## Goal of the exercise
Locate the word "hostium" in the entries below, then gather every line that holds it.

## Data supplied
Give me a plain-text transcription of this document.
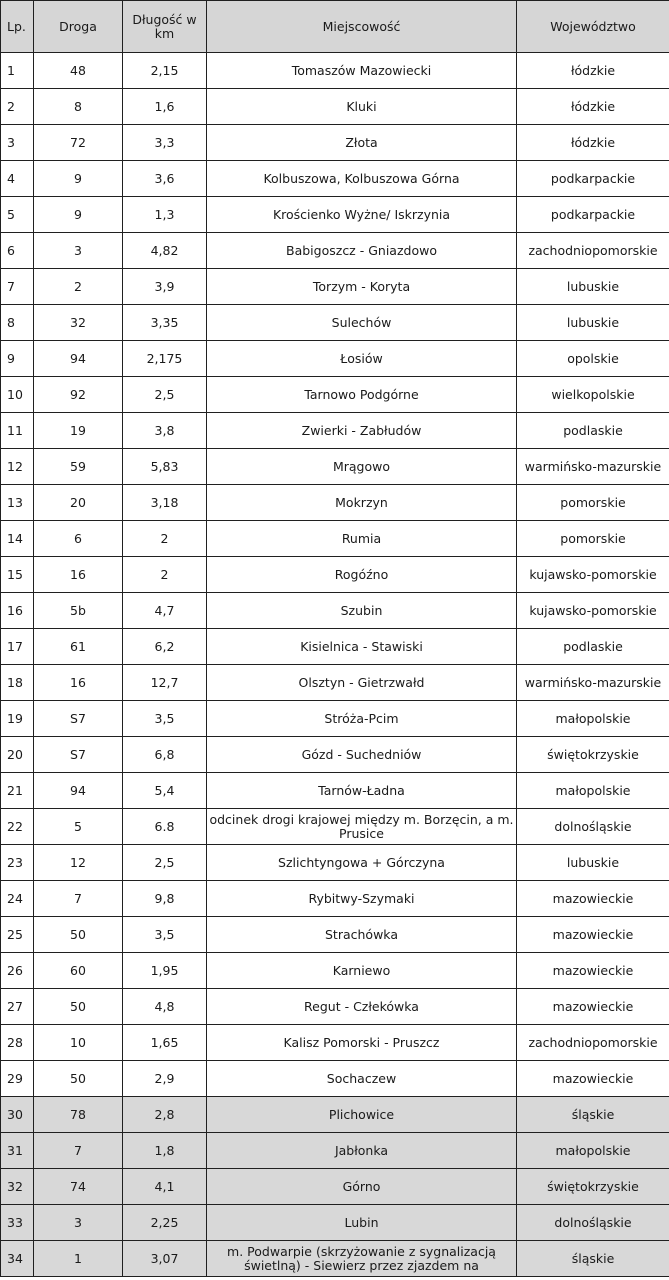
Lp.	Droga	Długość w km	Miejscowość	Województwo
1	48	2,15	Tomaszów Mazowiecki	łódzkie
2	8	1,6	Kluki	łódzkie
3	72	3,3	Złota	łódzkie
4	9	3,6	Kolbuszowa, Kolbuszowa Górna	podkarpackie
5	9	1,3	Krościenko Wyżne/ Iskrzynia	podkarpackie
6	3	4,82	Babigoszcz - Gniazdowo	zachodniopomorskie
7	2	3,9	Torzym - Koryta	lubuskie
8	32	3,35	Sulechów	lubuskie
9	94	2,175	Łosiów	opolskie
10	92	2,5	Tarnowo Podgórne	wielkopolskie
11	19	3,8	Zwierki - Zabłudów	podlaskie
12	59	5,83	Mrągowo	warmińsko-mazurskie
13	20	3,18	Mokrzyn	pomorskie
14	6	2	Rumia	pomorskie
15	16	2	Rogóźno	kujawsko-pomorskie
16	5b	4,7	Szubin	kujawsko-pomorskie
17	61	6,2	Kisielnica - Stawiski	podlaskie
18	16	12,7	Olsztyn - Gietrzwałd	warmińsko-mazurskie
19	S7	3,5	Stróża-Pcim	małopolskie
20	S7	6,8	Gózd - Suchedniów	świętokrzyskie
21	94	5,4	Tarnów-Ładna	małopolskie
22	5	6.8	odcinek drogi krajowej między m. Borzęcin, a m. Prusice	dolnośląskie
23	12	2,5	Szlichtyngowa + Górczyna	lubuskie
24	7	9,8	Rybitwy-Szymaki	mazowieckie
25	50	3,5	Strachówka	mazowieckie
26	60	1,95	Karniewo	mazowieckie
27	50	4,8	Regut - Człekówka	mazowieckie
28	10	1,65	Kalisz Pomorski - Pruszcz	zachodniopomorskie
29	50	2,9	Sochaczew	mazowieckie
30	78	2,8	Plichowice	śląskie
31	7	1,8	Jabłonka	małopolskie
32	74	4,1	Górno	świętokrzyskie
33	3	2,25	Lubin	dolnośląskie
34	1	3,07	m. Podwarpie (skrzyżowanie z sygnalizacją świetlną) - Siewierz przez zjazdem na	śląskie
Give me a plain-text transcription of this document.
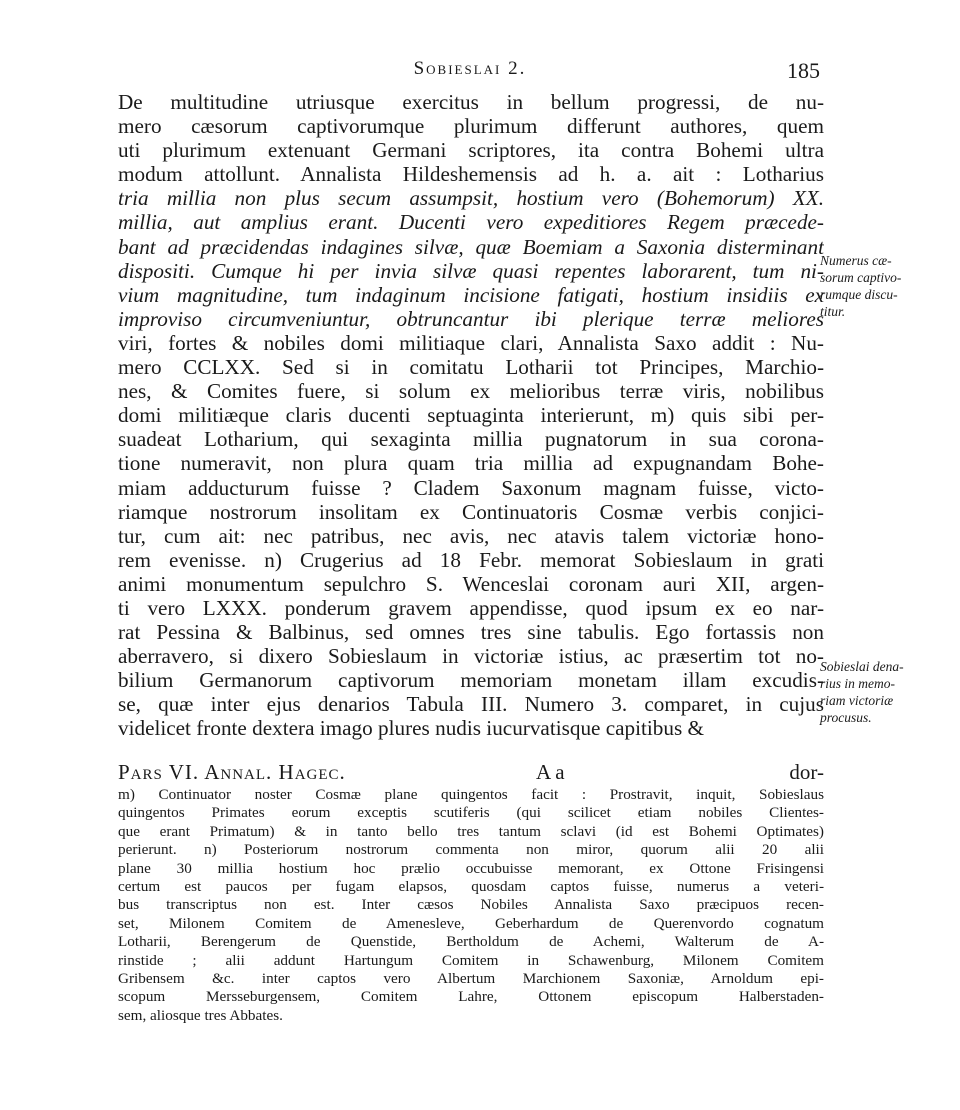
Sobieslai 2.	185
De multitudine utriusque exercitus in bellum progressi, de nu-
mero cæsorum captivorumque plurimum differunt authores, quem
uti plurimum extenuant Germani scriptores, ita contra Bohemi ultra
modum attollunt. Annalista Hildeshemensis ad h. a. ait : Lotharius
tria millia non plus secum assumpsit, hostium vero (Bohemorum) XX.
millia, aut amplius erant. Ducenti vero expeditiores Regem præcede-
bant ad præcidendas indagines silvæ, quæ Boemiam a Saxonia disterminant
dispositi. Cumque hi per invia silvæ quasi repentes laborarent, tum ni-
vium magnitudine, tum indaginum incisione fatigati, hostium insidiis ex
improviso circumveniuntur, obtruncantur ibi plerique terræ meliores
viri, fortes & nobiles domi militiaque clari, Annalista Saxo addit : Nu-
mero CCLXX. Sed si in comitatu Lotharii tot Principes, Marchio-
nes, & Comites fuere, si solum ex melioribus terræ viris, nobilibus
domi militiæque claris ducenti septuaginta interierunt, m) quis sibi per-
suadeat Lotharium, qui sexaginta millia pugnatorum in sua corona-
tione numeravit, non plura quam tria millia ad expugnandam Bohe-
miam adducturum fuisse ? Cladem Saxonum magnam fuisse, victo-
riamque nostrorum insolitam ex Continuatoris Cosmæ verbis conjici-
tur, cum ait: nec patribus, nec avis, nec atavis talem victoriæ hono-
rem evenisse. n) Crugerius ad 18 Febr. memorat Sobieslaum in grati
animi monumentum sepulchro S. Wenceslai coronam auri XII, argen-
ti vero LXXX. ponderum gravem appendisse, quod ipsum ex eo nar-
rat Pessina & Balbinus, sed omnes tres sine tabulis. Ego fortassis non
aberravero, si dixero Sobieslaum in victoriæ istius, ac præsertim tot no-
bilium Germanorum captivorum memoriam monetam illam excudis-
se, quæ inter ejus denarios Tabula III. Numero 3. comparet, in cujus
videlicet fronte dextera imago plures nudis iucurvatisque capitibus &
Numerus cæ-
sorum captivo-
rumque discu-
titur.
Sobieslai dena-
rius in memo-
riam victoriæ
procusus.
Pars VI. Annal. Hagec.	A a	dor-
m) Continuator noster Cosmæ plane quingentos facit : Prostravit, inquit, Sobieslaus
quingentos Primates eorum exceptis scutiferis (qui scilicet etiam nobiles Clientes-
que erant Primatum) & in tanto bello tres tantum sclavi (id est Bohemi Optimates)
perierunt. n) Posteriorum nostrorum commenta non miror, quorum alii 20 alii
plane 30 millia hostium hoc prælio occubuisse memorant, ex Ottone Frisingensi
certum est paucos per fugam elapsos, quosdam captos fuisse, numerus a veteri-
bus transcriptus non est. Inter cæsos Nobiles Annalista Saxo præcipuos recen-
set, Milonem Comitem de Amenesleve, Geberhardum de Querenvordo cognatum
Lotharii, Berengerum de Quenstide, Bertholdum de Achemi, Walterum de A-
rinstide ; alii addunt Hartungum Comitem in Schawenburg, Milonem Comitem
Gribensem &c. inter captos vero Albertum Marchionem Saxoniæ, Arnoldum epi-
scopum Mersseburgensem, Comitem Lahre, Ottonem episcopum Halberstaden-
sem, aliosque tres Abbates.
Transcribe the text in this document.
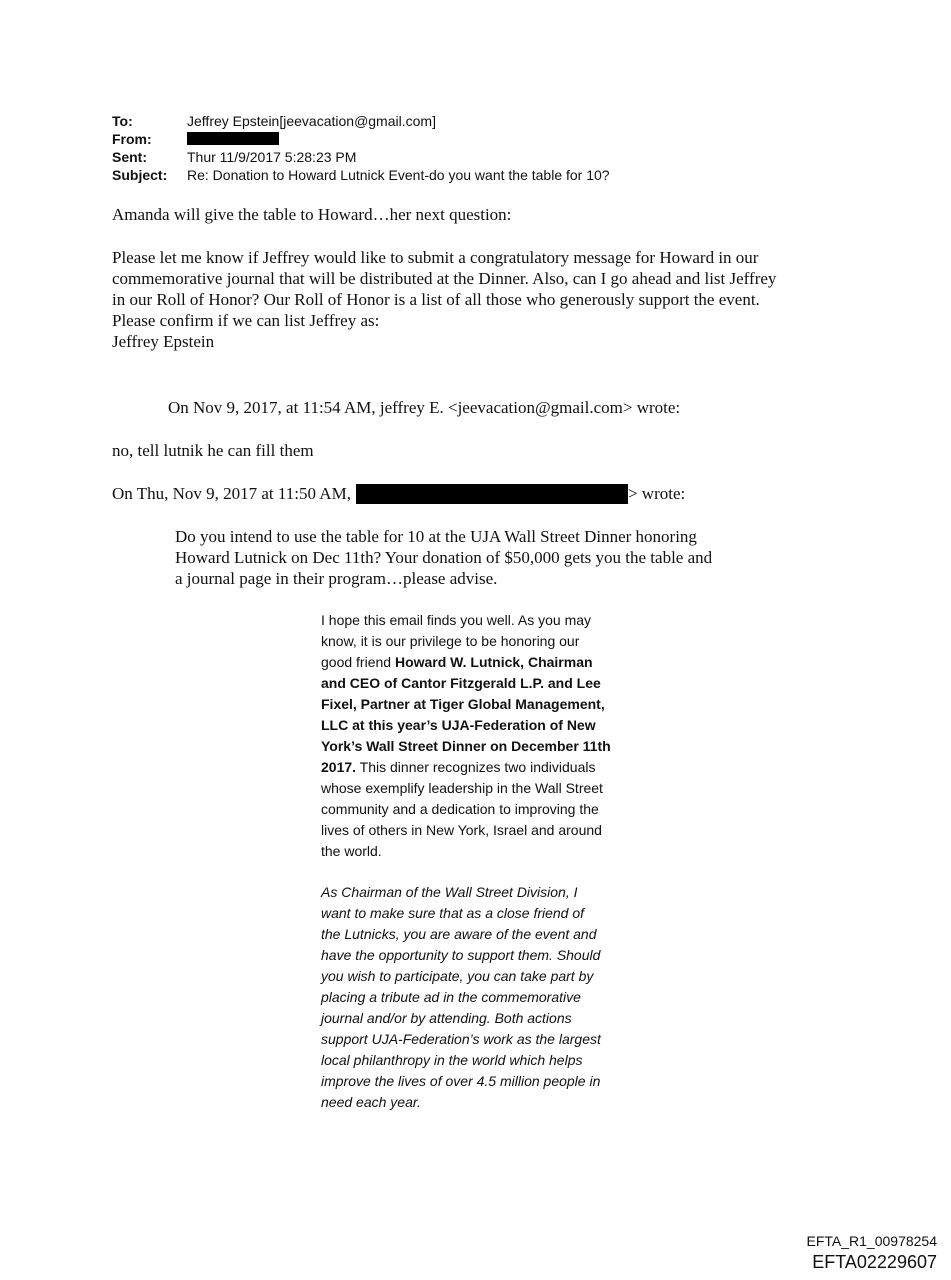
To:	Jeffrey Epstein[jeevacation@gmail.com]
From:
Sent:	Thur 11/9/2017 5:28:23 PM
Subject:	Re: Donation to Howard Lutnick Event-do you want the table for 10?

Amanda will give the table to Howard…her next question:

Please let me know if Jeffrey would like to submit a congratulatory message for Howard in our
commemorative journal that will be distributed at the Dinner. Also, can I go ahead and list Jeffrey
in our Roll of Honor? Our Roll of Honor is a list of all those who generously support the event.
Please confirm if we can list Jeffrey as:
Jeffrey Epstein

On Nov 9, 2017, at 11:54 AM, jeffrey E. <jeevacation@gmail.com> wrote:

no, tell lutnik he can fill them

On Thu, Nov 9, 2017 at 11:50 AM,	> wrote:
Do you intend to use the table for 10 at the UJA Wall Street Dinner honoring
Howard Lutnick on Dec 11th? Your donation of $50,000 gets you the table and
a journal page in their program…please advise.
I hope this email finds you well. As you may
know, it is our privilege to be honoring our
good friend Howard W. Lutnick, Chairman
and CEO of Cantor Fitzgerald L.P. and Lee
Fixel, Partner at Tiger Global Management,
LLC at this year’s UJA-Federation of New
York’s Wall Street Dinner on December 11th
2017. This dinner recognizes two individuals
whose exemplify leadership in the Wall Street
community and a dedication to improving the
lives of others in New York, Israel and around
the world.
As Chairman of the Wall Street Division, I
want to make sure that as a close friend of
the Lutnicks, you are aware of the event and
have the opportunity to support them. Should
you wish to participate, you can take part by
placing a tribute ad in the commemorative
journal and/or by attending. Both actions
support UJA-Federation’s work as the largest
local philanthropy in the world which helps
improve the lives of over 4.5 million people in
need each year.
EFTA_R1_00978254
EFTA02229607
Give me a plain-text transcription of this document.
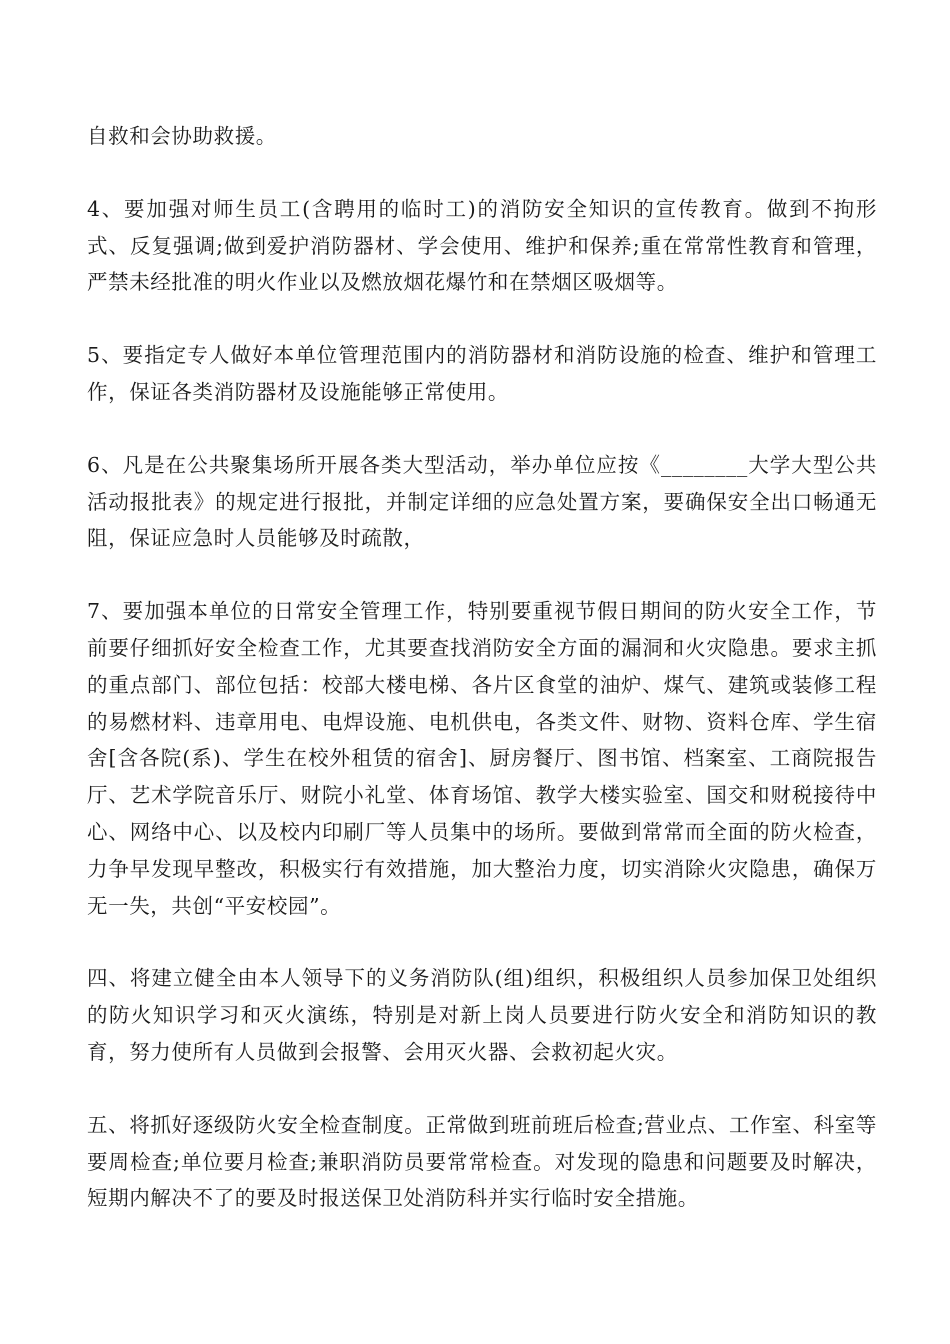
自救和会协助救援。

4、要加强对师生员工(含聘用的临时工)的消防安全知识的宣传教育。做到不拘形式、反复强调;做到爱护消防器材、学会使用、维护和保养;重在常常性教育和管理，严禁未经批准的明火作业以及燃放烟花爆竹和在禁烟区吸烟等。

5、要指定专人做好本单位管理范围内的消防器材和消防设施的检查、维护和管理工作，保证各类消防器材及设施能够正常使用。

6、凡是在公共聚集场所开展各类大型活动，举办单位应按《________大学大型公共活动报批表》的规定进行报批，并制定详细的应急处置方案，要确保安全出口畅通无阻，保证应急时人员能够及时疏散，

7、要加强本单位的日常安全管理工作，特别要重视节假日期间的防火安全工作，节前要仔细抓好安全检查工作，尤其要查找消防安全方面的漏洞和火灾隐患。要求主抓的重点部门、部位包括：校部大楼电梯、各片区食堂的油炉、煤气、建筑或装修工程的易燃材料、违章用电、电焊设施、电机供电，各类文件、财物、资料仓库、学生宿舍[含各院(系)、学生在校外租赁的宿舍]、厨房餐厅、图书馆、档案室、工商院报告厅、艺术学院音乐厅、财院小礼堂、体育场馆、教学大楼实验室、国交和财税接待中心、网络中心、以及校内印刷厂等人员集中的场所。要做到常常而全面的防火检查，力争早发现早整改，积极实行有效措施，加大整治力度，切实消除火灾隐患，确保万无一失，共创“平安校园”。

四、将建立健全由本人领导下的义务消防队(组)组织，积极组织人员参加保卫处组织的防火知识学习和灭火演练，特别是对新上岗人员要进行防火安全和消防知识的教育，努力使所有人员做到会报警、会用灭火器、会救初起火灾。

五、将抓好逐级防火安全检查制度。正常做到班前班后检查;营业点、工作室、科室等要周检查;单位要月检查;兼职消防员要常常检查。对发现的隐患和问题要及时解决，短期内解决不了的要及时报送保卫处消防科并实行临时安全措施。
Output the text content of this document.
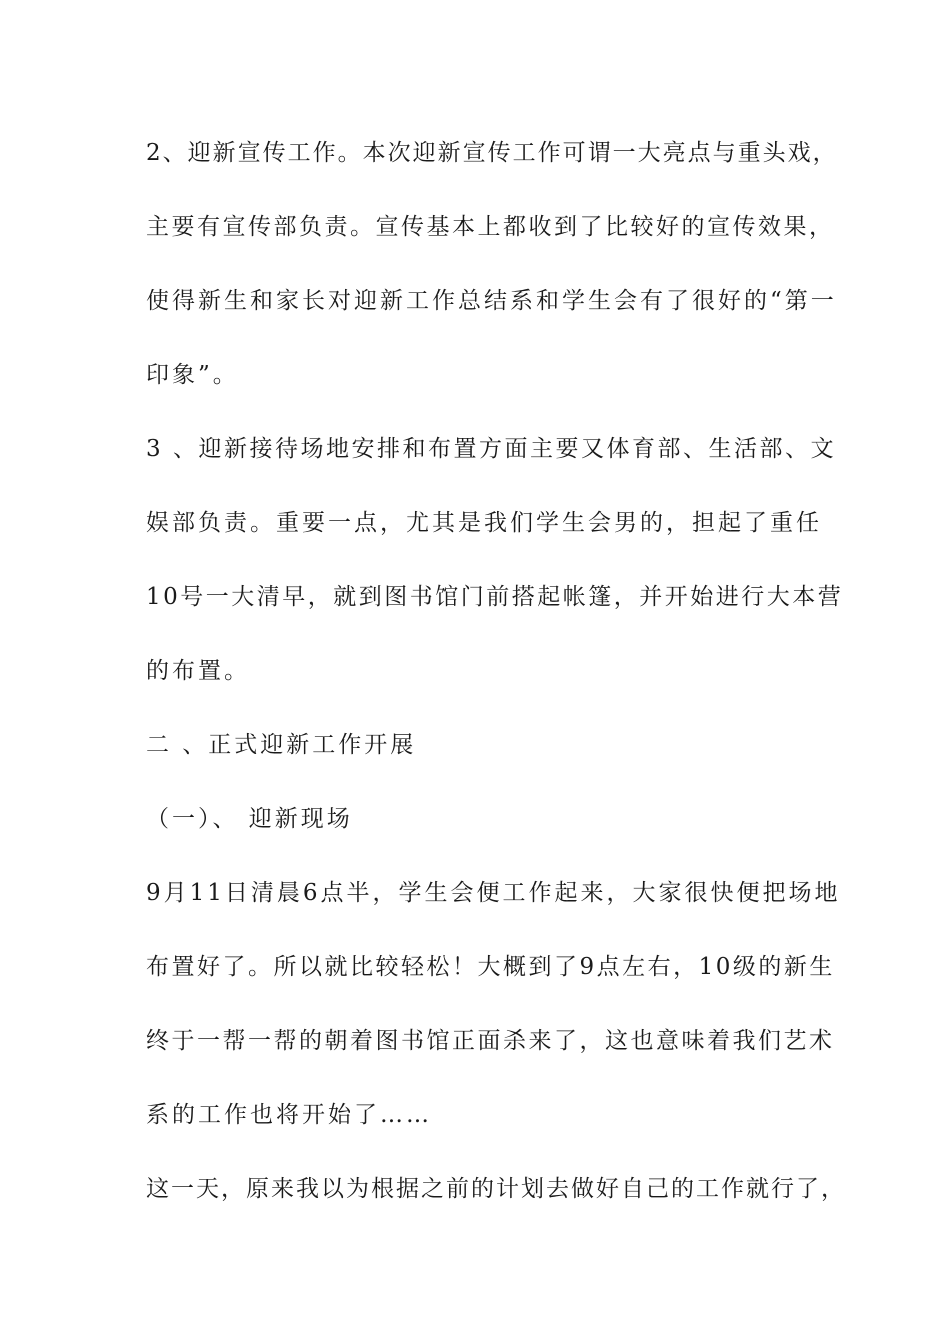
2、迎新宣传工作。本次迎新宣传工作可谓一大亮点与重头戏，
主要有宣传部负责。宣传基本上都收到了比较好的宣传效果，
使得新生和家长对迎新工作总结系和学生会有了很好的“第一
印象”。
3 、迎新接待场地安排和布置方面主要又体育部、生活部、文
娱部负责。重要一点，尤其是我们学生会男的，担起了重任
10号一大清早，就到图书馆门前搭起帐篷，并开始进行大本营
的布置。
二 、正式迎新工作开展
（一）、 迎新现场
9月11日清晨6点半，学生会便工作起来，大家很快便把场地
布置好了。所以就比较轻松！大概到了9点左右，10级的新生
终于一帮一帮的朝着图书馆正面杀来了，这也意味着我们艺术
系的工作也将开始了……
这一天，原来我以为根据之前的计划去做好自己的工作就行了，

## Written answer
tria millia non plus secum assumpsit, hostium vero (Bohemorum) XX.
vium magnitudine, tum indaginum incisione fatigati, hostium insidiis ex
plane 30 millia hostium hoc prælio occubuisse memorant, ex Ottone Frisingensi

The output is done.